++++ Stored data ++++
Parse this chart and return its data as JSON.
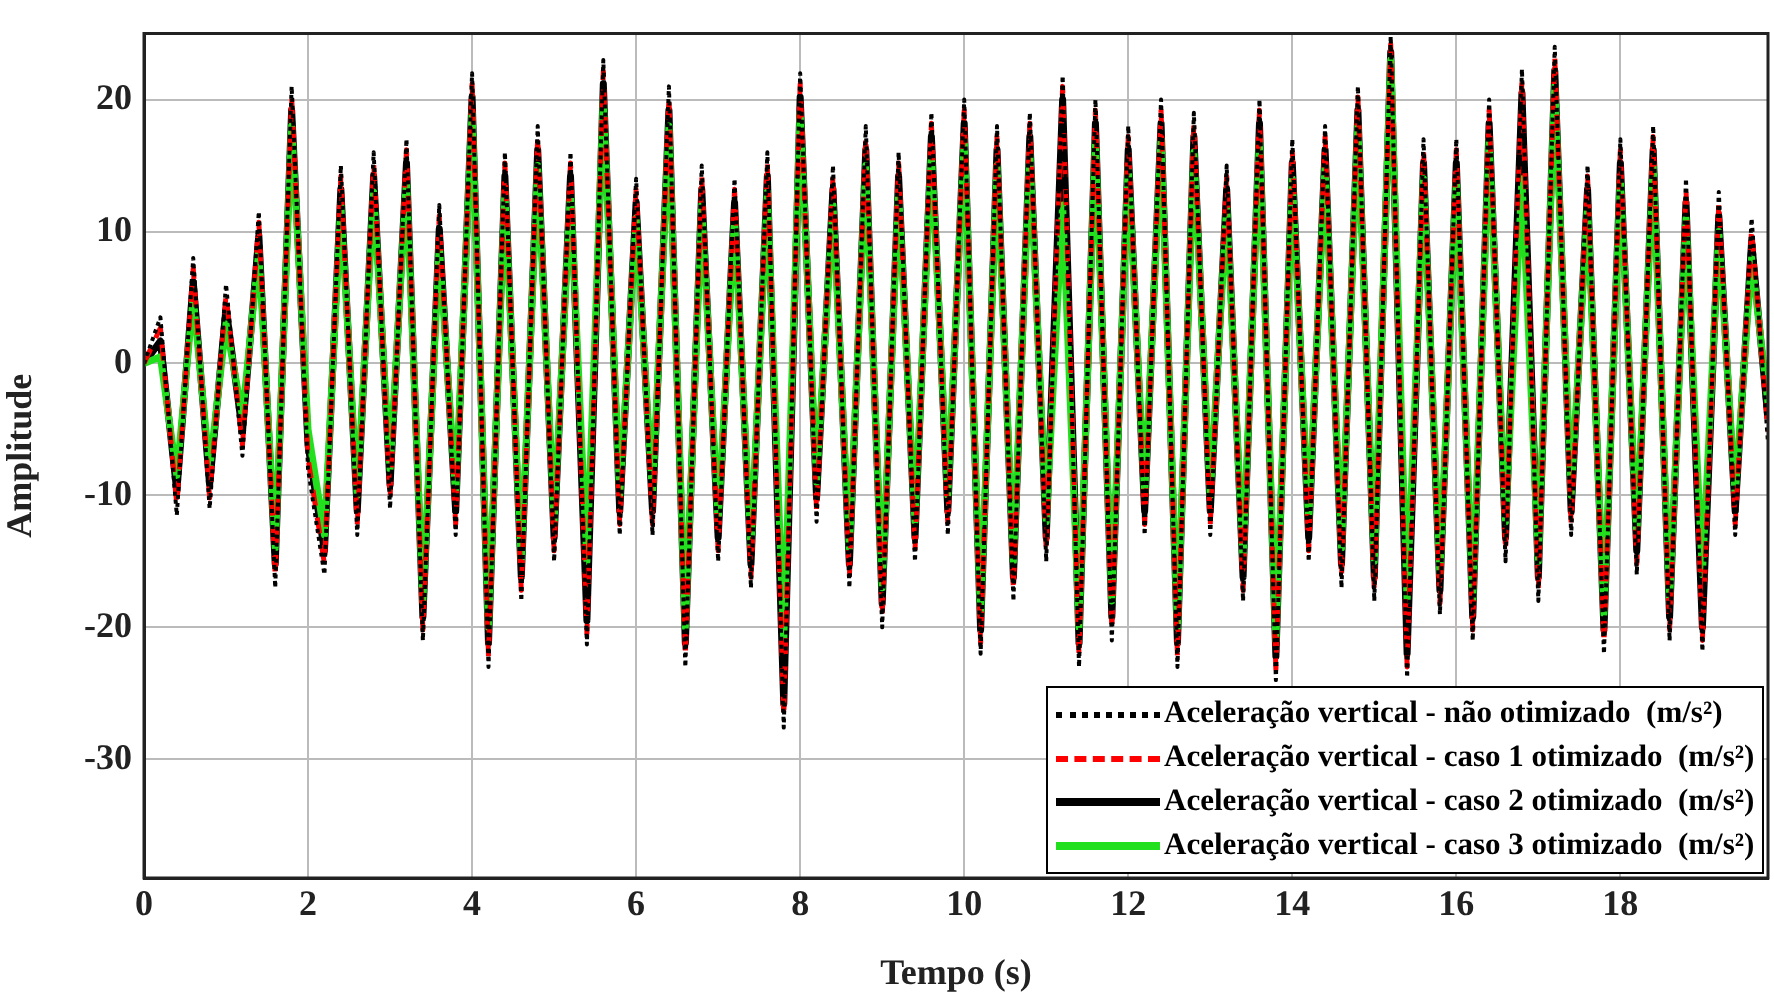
{
  "chart_data": {
    "type": "line",
    "xlabel": "Tempo (s)",
    "ylabel": "Amplitude",
    "xlim": [
      0,
      19.8
    ],
    "xticks": [
      0,
      2,
      4,
      6,
      8,
      10,
      12,
      14,
      16,
      18
    ],
    "ylim": [
      -39,
      25
    ],
    "yticks": [
      -30,
      -20,
      -10,
      0,
      10,
      20
    ],
    "grid": true,
    "legend": "bottom right",
    "marker": "none",
    "x": [
      0,
      0.2,
      0.4,
      0.6,
      0.8,
      1,
      1.2,
      1.4,
      1.6,
      1.8,
      2,
      2.2,
      2.4,
      2.6,
      2.8,
      3,
      3.2,
      3.4,
      3.6,
      3.8,
      4,
      4.2,
      4.4,
      4.6,
      4.8,
      5,
      5.2,
      5.4,
      5.6,
      5.8,
      6,
      6.2,
      6.4,
      6.6,
      6.8,
      7,
      7.2,
      7.4,
      7.6,
      7.8,
      8,
      8.2,
      8.4,
      8.6,
      8.8,
      9,
      9.2,
      9.4,
      9.6,
      9.8,
      10,
      10.2,
      10.4,
      10.6,
      10.8,
      11,
      11.2,
      11.4,
      11.6,
      11.8,
      12,
      12.2,
      12.4,
      12.6,
      12.8,
      13,
      13.2,
      13.4,
      13.6,
      13.8,
      14,
      14.2,
      14.4,
      14.6,
      14.8,
      15,
      15.2,
      15.4,
      15.6,
      15.8,
      16,
      16.2,
      16.4,
      16.6,
      16.8,
      17,
      17.2,
      17.4,
      17.6,
      17.8,
      18,
      18.2,
      18.4,
      18.6,
      18.8,
      19,
      19.2,
      19.4,
      19.6,
      19.8
    ],
    "series": [
      {
        "name": "Aceleração vertical - não otimizado  (m/s²)",
        "color": "#000000",
        "line_style": "dotted",
        "values": [
          0,
          3.5,
          -11.5,
          8,
          -11,
          6,
          -7,
          11.5,
          -17,
          21,
          -8,
          -16,
          15,
          -13,
          16,
          -11,
          17,
          -21,
          12,
          -13,
          22,
          -23,
          16,
          -18,
          18,
          -15,
          16,
          -21.3,
          23,
          -13,
          14,
          -13,
          21,
          -23,
          15,
          -15,
          14,
          -17,
          16,
          -27.6,
          22,
          -12,
          15,
          -17,
          18,
          -20,
          16,
          -15,
          19,
          -13,
          20,
          -22,
          18,
          -18,
          19,
          -15,
          21.8,
          -23,
          20,
          -21,
          18,
          -13,
          20,
          -23,
          19,
          -13,
          15,
          -18,
          20,
          -24,
          17,
          -15,
          18,
          -17,
          21,
          -18,
          24.8,
          -23.8,
          17,
          -19,
          17,
          -21,
          20,
          -15,
          22.3,
          -18,
          24,
          -13,
          15,
          -22,
          17,
          -16,
          18,
          -21,
          14,
          -21.8,
          13,
          -13,
          11,
          -6
        ]
      },
      {
        "name": "Aceleração vertical - caso 1 otimizado  (m/s²)",
        "color": "#ff0000",
        "line_style": "dashed",
        "values": [
          0,
          2.7,
          -10.7,
          7.2,
          -10.2,
          5.2,
          -6.2,
          10.7,
          -16.2,
          20.2,
          -7.2,
          -15.2,
          14.2,
          -12.2,
          15.2,
          -10.2,
          16.2,
          -20.2,
          11.2,
          -12.2,
          21.2,
          -22.2,
          15.2,
          -17.2,
          17.2,
          -14.2,
          15.2,
          -20.5,
          22.2,
          -12.2,
          13.2,
          -12.2,
          20.2,
          -22.2,
          14.2,
          -14.2,
          13.2,
          -16.2,
          15.2,
          -26.8,
          21.2,
          -11.2,
          14.2,
          -16.2,
          17.2,
          -19.2,
          15.2,
          -14.2,
          18.2,
          -12.2,
          19.2,
          -21.2,
          17.2,
          -17.2,
          18.2,
          -14.2,
          21,
          -22.2,
          19.2,
          -20.2,
          17.2,
          -12.2,
          19.2,
          -22.2,
          18.2,
          -12.2,
          14.2,
          -17.2,
          19.2,
          -23.2,
          16.2,
          -14.2,
          17.2,
          -16.2,
          20.2,
          -17.2,
          24.2,
          -23,
          16.2,
          -18.2,
          16.2,
          -20.2,
          19.2,
          -14.2,
          21.5,
          -17.2,
          23.2,
          -12.2,
          14.2,
          -21.2,
          16.2,
          -15.2,
          17.2,
          -20.2,
          13.2,
          -21,
          12.2,
          -12.2,
          10.2,
          -5.2
        ]
      },
      {
        "name": "Aceleração vertical - caso 2 otimizado  (m/s²)",
        "color": "#000000",
        "line_style": "solid",
        "values": [
          0,
          1.7,
          -9.7,
          6.2,
          -9.2,
          4.2,
          -5.2,
          9.7,
          -15.2,
          19.2,
          -6.2,
          -14.2,
          13.2,
          -11.2,
          14.2,
          -9.2,
          15.2,
          -19.2,
          10.2,
          -11.2,
          20.2,
          -21.2,
          14.2,
          -16.2,
          16.2,
          -13.2,
          14.2,
          -19.5,
          21.2,
          -11.2,
          12.2,
          -11.2,
          19.2,
          -21.2,
          13.2,
          -13.2,
          12.2,
          -15.2,
          14.2,
          -25.8,
          20.2,
          -10.2,
          13.2,
          -15.2,
          16.2,
          -18.2,
          14.2,
          -13.2,
          17.2,
          -11.2,
          18.2,
          -20.2,
          16.2,
          -16.2,
          17.2,
          -13.2,
          20,
          -21.2,
          18.2,
          -19.2,
          16.2,
          -11.2,
          18.2,
          -21.2,
          17.2,
          -11.2,
          13.2,
          -16.2,
          18.2,
          -22.2,
          15.2,
          -13.2,
          16.2,
          -15.2,
          19.2,
          -16.2,
          23.6,
          -22,
          15.2,
          -17.2,
          15.2,
          -19.2,
          18.2,
          -13.2,
          20.5,
          -16.2,
          22.2,
          -11.2,
          13.2,
          -20.2,
          15.2,
          -14.2,
          16.2,
          -19.2,
          12.2,
          -20,
          11.2,
          -11.2,
          9.2,
          -4.2
        ]
      },
      {
        "name": "Aceleração vertical - caso 3 otimizado  (m/s²)",
        "color": "#22e01e",
        "line_style": "solid",
        "values": [
          0,
          0.5,
          -8.5,
          5,
          -8,
          3,
          -4,
          8.5,
          -14,
          18,
          -5,
          -13,
          12,
          -10,
          13,
          -8,
          14,
          -18,
          9,
          -10,
          19,
          -20,
          13,
          -15,
          15,
          -12,
          13,
          -15,
          20,
          -10,
          11,
          -10,
          18,
          -20,
          12,
          -12,
          11,
          -14,
          13,
          -21,
          19,
          -9,
          12,
          -14,
          15,
          -17,
          13,
          -12,
          16,
          -10,
          17,
          -19,
          15,
          -15,
          16,
          -12,
          12,
          -20,
          17,
          -18,
          15,
          -10,
          17,
          -20,
          16,
          -10,
          12,
          -15,
          17,
          -21,
          14,
          -12,
          15,
          -14,
          18,
          -15,
          23,
          -18,
          14,
          -16,
          14,
          -18,
          17,
          -12,
          14,
          -15,
          21,
          -10,
          12,
          -19,
          14,
          -13,
          15,
          -18,
          11,
          -16,
          10,
          -10,
          8,
          -3
        ]
      }
    ]
  }
}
++++
== Task objective ==
Using the listing above, state the number of lines that hold "Aceleração", with no other text.

== The solution ==
4